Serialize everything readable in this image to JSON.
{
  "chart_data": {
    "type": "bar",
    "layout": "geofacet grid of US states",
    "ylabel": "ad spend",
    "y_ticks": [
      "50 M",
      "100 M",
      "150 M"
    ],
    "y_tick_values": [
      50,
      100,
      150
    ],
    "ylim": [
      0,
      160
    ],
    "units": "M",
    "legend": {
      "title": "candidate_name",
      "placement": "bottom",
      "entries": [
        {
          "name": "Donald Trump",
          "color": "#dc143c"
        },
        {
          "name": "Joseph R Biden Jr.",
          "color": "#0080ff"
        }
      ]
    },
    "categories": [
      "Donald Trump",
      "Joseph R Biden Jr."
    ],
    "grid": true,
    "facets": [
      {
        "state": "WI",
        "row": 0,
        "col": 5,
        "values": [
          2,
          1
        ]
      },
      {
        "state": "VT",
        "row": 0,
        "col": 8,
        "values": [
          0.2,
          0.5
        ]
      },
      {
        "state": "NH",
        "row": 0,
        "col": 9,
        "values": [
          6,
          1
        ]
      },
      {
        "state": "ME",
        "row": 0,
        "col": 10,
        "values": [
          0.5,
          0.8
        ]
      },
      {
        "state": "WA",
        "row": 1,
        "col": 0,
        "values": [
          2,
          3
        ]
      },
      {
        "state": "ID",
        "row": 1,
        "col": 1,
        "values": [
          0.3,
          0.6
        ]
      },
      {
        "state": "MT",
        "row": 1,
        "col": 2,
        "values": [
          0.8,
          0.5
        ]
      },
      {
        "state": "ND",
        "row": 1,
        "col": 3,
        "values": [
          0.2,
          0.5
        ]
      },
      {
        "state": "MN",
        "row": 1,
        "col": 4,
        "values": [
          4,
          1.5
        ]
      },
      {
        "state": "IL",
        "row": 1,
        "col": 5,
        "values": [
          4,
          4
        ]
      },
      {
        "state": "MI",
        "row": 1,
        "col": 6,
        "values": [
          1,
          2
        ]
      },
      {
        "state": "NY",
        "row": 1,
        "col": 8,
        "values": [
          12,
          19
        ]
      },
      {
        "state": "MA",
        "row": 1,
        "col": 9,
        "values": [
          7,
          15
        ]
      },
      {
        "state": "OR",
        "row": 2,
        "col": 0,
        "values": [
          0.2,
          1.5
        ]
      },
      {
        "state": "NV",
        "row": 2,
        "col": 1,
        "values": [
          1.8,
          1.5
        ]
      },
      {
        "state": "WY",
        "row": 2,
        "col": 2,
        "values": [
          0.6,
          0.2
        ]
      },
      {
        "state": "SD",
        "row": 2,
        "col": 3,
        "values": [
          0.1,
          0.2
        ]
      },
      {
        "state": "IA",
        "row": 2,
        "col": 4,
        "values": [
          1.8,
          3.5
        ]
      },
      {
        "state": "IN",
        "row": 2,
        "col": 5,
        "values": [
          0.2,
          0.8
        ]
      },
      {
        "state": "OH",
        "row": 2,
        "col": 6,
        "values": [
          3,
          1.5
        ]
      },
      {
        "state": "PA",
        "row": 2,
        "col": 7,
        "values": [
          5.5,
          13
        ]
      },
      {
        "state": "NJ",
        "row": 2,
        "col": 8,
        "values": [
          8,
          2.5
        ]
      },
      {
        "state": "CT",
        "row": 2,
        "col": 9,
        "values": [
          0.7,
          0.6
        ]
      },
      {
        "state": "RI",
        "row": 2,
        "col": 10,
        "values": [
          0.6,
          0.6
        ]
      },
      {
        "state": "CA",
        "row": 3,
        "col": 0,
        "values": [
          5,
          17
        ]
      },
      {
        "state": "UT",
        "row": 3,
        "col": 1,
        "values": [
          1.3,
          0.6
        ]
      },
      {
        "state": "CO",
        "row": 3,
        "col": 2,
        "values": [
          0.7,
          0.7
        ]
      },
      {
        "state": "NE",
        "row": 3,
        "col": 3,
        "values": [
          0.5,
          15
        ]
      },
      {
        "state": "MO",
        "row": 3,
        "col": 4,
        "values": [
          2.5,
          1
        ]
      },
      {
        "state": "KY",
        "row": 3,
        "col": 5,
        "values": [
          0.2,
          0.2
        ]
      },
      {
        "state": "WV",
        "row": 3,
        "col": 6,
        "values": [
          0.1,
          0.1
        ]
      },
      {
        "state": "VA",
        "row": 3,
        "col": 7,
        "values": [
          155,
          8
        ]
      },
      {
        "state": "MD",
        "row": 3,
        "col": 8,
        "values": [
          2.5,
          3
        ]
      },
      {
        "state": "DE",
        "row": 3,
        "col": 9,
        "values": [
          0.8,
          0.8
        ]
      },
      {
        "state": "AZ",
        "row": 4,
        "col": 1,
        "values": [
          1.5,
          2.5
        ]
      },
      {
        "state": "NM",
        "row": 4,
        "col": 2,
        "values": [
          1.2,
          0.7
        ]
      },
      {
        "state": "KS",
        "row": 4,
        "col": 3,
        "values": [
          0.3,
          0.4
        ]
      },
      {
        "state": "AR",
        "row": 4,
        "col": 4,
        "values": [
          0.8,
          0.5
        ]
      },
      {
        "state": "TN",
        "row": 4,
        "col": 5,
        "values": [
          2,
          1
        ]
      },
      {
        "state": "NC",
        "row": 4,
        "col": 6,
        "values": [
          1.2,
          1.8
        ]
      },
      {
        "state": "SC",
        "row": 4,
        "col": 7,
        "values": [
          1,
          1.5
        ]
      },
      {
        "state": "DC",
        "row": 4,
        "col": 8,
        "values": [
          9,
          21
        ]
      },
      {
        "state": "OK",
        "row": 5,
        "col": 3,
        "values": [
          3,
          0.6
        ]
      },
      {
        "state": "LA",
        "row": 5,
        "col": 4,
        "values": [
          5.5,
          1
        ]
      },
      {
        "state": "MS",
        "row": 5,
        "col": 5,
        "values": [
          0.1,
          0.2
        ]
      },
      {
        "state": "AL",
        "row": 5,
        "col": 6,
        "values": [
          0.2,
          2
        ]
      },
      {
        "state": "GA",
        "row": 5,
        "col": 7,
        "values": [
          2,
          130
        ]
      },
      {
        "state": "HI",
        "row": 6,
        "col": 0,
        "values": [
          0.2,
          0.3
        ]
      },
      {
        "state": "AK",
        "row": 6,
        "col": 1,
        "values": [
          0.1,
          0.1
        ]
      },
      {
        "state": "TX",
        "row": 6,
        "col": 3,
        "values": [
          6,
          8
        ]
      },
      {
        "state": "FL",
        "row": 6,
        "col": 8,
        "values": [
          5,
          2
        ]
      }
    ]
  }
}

Objective: Go back to the listing above and please repeat it exactly.

Expected answer:
Serialize everything readable in this image to JSON.
{
  "chart_data": {
    "type": "bar",
    "layout": "geofacet grid of US states",
    "ylabel": "ad spend",
    "y_ticks": [
      "50 M",
      "100 M",
      "150 M"
    ],
    "y_tick_values": [
      50,
      100,
      150
    ],
    "ylim": [
      0,
      160
    ],
    "units": "M",
    "legend": {
      "title": "candidate_name",
      "placement": "bottom",
      "entries": [
        {
          "name": "Donald Trump",
          "color": "#dc143c"
        },
        {
          "name": "Joseph R Biden Jr.",
          "color": "#0080ff"
        }
      ]
    },
    "categories": [
      "Donald Trump",
      "Joseph R Biden Jr."
    ],
    "grid": true,
    "facets": [
      {
        "state": "WI",
        "row": 0,
        "col": 5,
        "values": [
          2,
          1
        ]
      },
      {
        "state": "VT",
        "row": 0,
        "col": 8,
        "values": [
          0.2,
          0.5
        ]
      },
      {
        "state": "NH",
        "row": 0,
        "col": 9,
        "values": [
          6,
          1
        ]
      },
      {
        "state": "ME",
        "row": 0,
        "col": 10,
        "values": [
          0.5,
          0.8
        ]
      },
      {
        "state": "WA",
        "row": 1,
        "col": 0,
        "values": [
          2,
          3
        ]
      },
      {
        "state": "ID",
        "row": 1,
        "col": 1,
        "values": [
          0.3,
          0.6
        ]
      },
      {
        "state": "MT",
        "row": 1,
        "col": 2,
        "values": [
          0.8,
          0.5
        ]
      },
      {
        "state": "ND",
        "row": 1,
        "col": 3,
        "values": [
          0.2,
          0.5
        ]
      },
      {
        "state": "MN",
        "row": 1,
        "col": 4,
        "values": [
          4,
          1.5
        ]
      },
      {
        "state": "IL",
        "row": 1,
        "col": 5,
        "values": [
          4,
          4
        ]
      },
      {
        "state": "MI",
        "row": 1,
        "col": 6,
        "values": [
          1,
          2
        ]
      },
      {
        "state": "NY",
        "row": 1,
        "col": 8,
        "values": [
          12,
          19
        ]
      },
      {
        "state": "MA",
        "row": 1,
        "col": 9,
        "values": [
          7,
          15
        ]
      },
      {
        "state": "OR",
        "row": 2,
        "col": 0,
        "values": [
          0.2,
          1.5
        ]
      },
      {
        "state": "NV",
        "row": 2,
        "col": 1,
        "values": [
          1.8,
          1.5
        ]
      },
      {
        "state": "WY",
        "row": 2,
        "col": 2,
        "values": [
          0.6,
          0.2
        ]
      },
      {
        "state": "SD",
        "row": 2,
        "col": 3,
        "values": [
          0.1,
          0.2
        ]
      },
      {
        "state": "IA",
        "row": 2,
        "col": 4,
        "values": [
          1.8,
          3.5
        ]
      },
      {
        "state": "IN",
        "row": 2,
        "col": 5,
        "values": [
          0.2,
          0.8
        ]
      },
      {
        "state": "OH",
        "row": 2,
        "col": 6,
        "values": [
          3,
          1.5
        ]
      },
      {
        "state": "PA",
        "row": 2,
        "col": 7,
        "values": [
          5.5,
          13
        ]
      },
      {
        "state": "NJ",
        "row": 2,
        "col": 8,
        "values": [
          8,
          2.5
        ]
      },
      {
        "state": "CT",
        "row": 2,
        "col": 9,
        "values": [
          0.7,
          0.6
        ]
      },
      {
        "state": "RI",
        "row": 2,
        "col": 10,
        "values": [
          0.6,
          0.6
        ]
      },
      {
        "state": "CA",
        "row": 3,
        "col": 0,
        "values": [
          5,
          17
        ]
      },
      {
        "state": "UT",
        "row": 3,
        "col": 1,
        "values": [
          1.3,
          0.6
        ]
      },
      {
        "state": "CO",
        "row": 3,
        "col": 2,
        "values": [
          0.7,
          0.7
        ]
      },
      {
        "state": "NE",
        "row": 3,
        "col": 3,
        "values": [
          0.5,
          15
        ]
      },
      {
        "state": "MO",
        "row": 3,
        "col": 4,
        "values": [
          2.5,
          1
        ]
      },
      {
        "state": "KY",
        "row": 3,
        "col": 5,
        "values": [
          0.2,
          0.2
        ]
      },
      {
        "state": "WV",
        "row": 3,
        "col": 6,
        "values": [
          0.1,
          0.1
        ]
      },
      {
        "state": "VA",
        "row": 3,
        "col": 7,
        "values": [
          155,
          8
        ]
      },
      {
        "state": "MD",
        "row": 3,
        "col": 8,
        "values": [
          2.5,
          3
        ]
      },
      {
        "state": "DE",
        "row": 3,
        "col": 9,
        "values": [
          0.8,
          0.8
        ]
      },
      {
        "state": "AZ",
        "row": 4,
        "col": 1,
        "values": [
          1.5,
          2.5
        ]
      },
      {
        "state": "NM",
        "row": 4,
        "col": 2,
        "values": [
          1.2,
          0.7
        ]
      },
      {
        "state": "KS",
        "row": 4,
        "col": 3,
        "values": [
          0.3,
          0.4
        ]
      },
      {
        "state": "AR",
        "row": 4,
        "col": 4,
        "values": [
          0.8,
          0.5
        ]
      },
      {
        "state": "TN",
        "row": 4,
        "col": 5,
        "values": [
          2,
          1
        ]
      },
      {
        "state": "NC",
        "row": 4,
        "col": 6,
        "values": [
          1.2,
          1.8
        ]
      },
      {
        "state": "SC",
        "row": 4,
        "col": 7,
        "values": [
          1,
          1.5
        ]
      },
      {
        "state": "DC",
        "row": 4,
        "col": 8,
        "values": [
          9,
          21
        ]
      },
      {
        "state": "OK",
        "row": 5,
        "col": 3,
        "values": [
          3,
          0.6
        ]
      },
      {
        "state": "LA",
        "row": 5,
        "col": 4,
        "values": [
          5.5,
          1
        ]
      },
      {
        "state": "MS",
        "row": 5,
        "col": 5,
        "values": [
          0.1,
          0.2
        ]
      },
      {
        "state": "AL",
        "row": 5,
        "col": 6,
        "values": [
          0.2,
          2
        ]
      },
      {
        "state": "GA",
        "row": 5,
        "col": 7,
        "values": [
          2,
          130
        ]
      },
      {
        "state": "HI",
        "row": 6,
        "col": 0,
        "values": [
          0.2,
          0.3
        ]
      },
      {
        "state": "AK",
        "row": 6,
        "col": 1,
        "values": [
          0.1,
          0.1
        ]
      },
      {
        "state": "TX",
        "row": 6,
        "col": 3,
        "values": [
          6,
          8
        ]
      },
      {
        "state": "FL",
        "row": 6,
        "col": 8,
        "values": [
          5,
          2
        ]
      }
    ]
  }
}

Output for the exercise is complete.